— begin Available records —

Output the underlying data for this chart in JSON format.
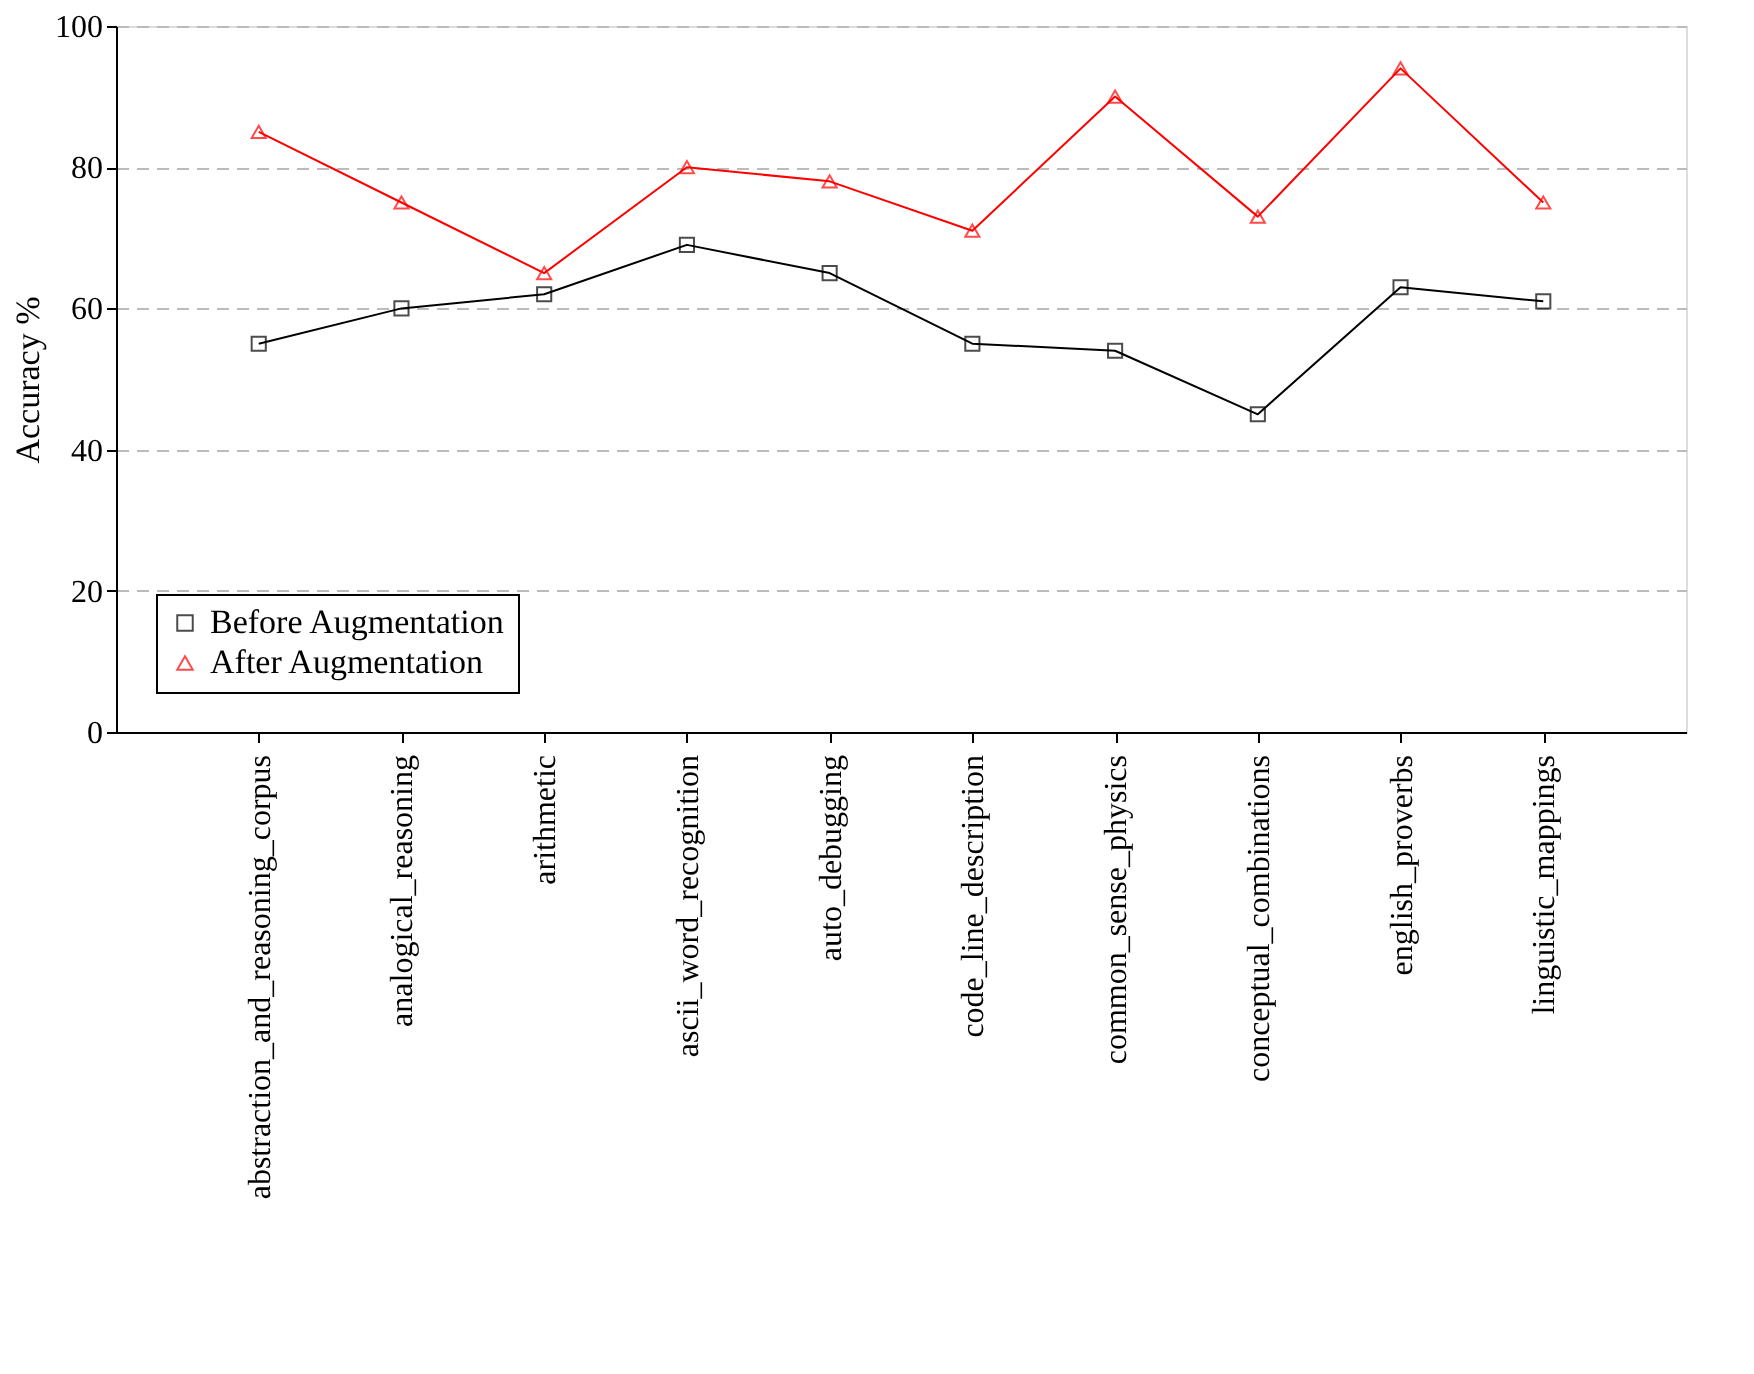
{
  "chart_data": {
    "type": "line",
    "ylabel": "Accuracy %",
    "categories": [
      "abstraction_and_reasoning_corpus",
      "analogical_reasoning",
      "arithmetic",
      "ascii_word_recognition",
      "auto_debugging",
      "code_line_description",
      "common_sense_physics",
      "conceptual_combinations",
      "english_proverbs",
      "linguistic_mappings"
    ],
    "series": [
      {
        "name": "Before Augmentation",
        "color": "#000000",
        "marker": "square",
        "values": [
          55,
          60,
          62,
          69,
          65,
          55,
          54,
          45,
          63,
          61
        ]
      },
      {
        "name": "After Augmentation",
        "color": "#ff0000",
        "marker": "triangle",
        "values": [
          85,
          75,
          65,
          80,
          78,
          71,
          90,
          73,
          94,
          75
        ]
      }
    ],
    "ylim": [
      0,
      100
    ],
    "yticks": [
      0,
      20,
      40,
      60,
      80,
      100
    ],
    "grid": "y",
    "legend": "bottom left",
    "line_style": "solid"
  }
}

— end Available records —

◆ Directions: Produce an exact copy of each line of data, skipping embedded images.

◆ Final answer:
Output the underlying data for this chart in JSON format.
{
  "chart_data": {
    "type": "line",
    "ylabel": "Accuracy %",
    "categories": [
      "abstraction_and_reasoning_corpus",
      "analogical_reasoning",
      "arithmetic",
      "ascii_word_recognition",
      "auto_debugging",
      "code_line_description",
      "common_sense_physics",
      "conceptual_combinations",
      "english_proverbs",
      "linguistic_mappings"
    ],
    "series": [
      {
        "name": "Before Augmentation",
        "color": "#000000",
        "marker": "square",
        "values": [
          55,
          60,
          62,
          69,
          65,
          55,
          54,
          45,
          63,
          61
        ]
      },
      {
        "name": "After Augmentation",
        "color": "#ff0000",
        "marker": "triangle",
        "values": [
          85,
          75,
          65,
          80,
          78,
          71,
          90,
          73,
          94,
          75
        ]
      }
    ],
    "ylim": [
      0,
      100
    ],
    "yticks": [
      0,
      20,
      40,
      60,
      80,
      100
    ],
    "grid": "y",
    "legend": "bottom left",
    "line_style": "solid"
  }
}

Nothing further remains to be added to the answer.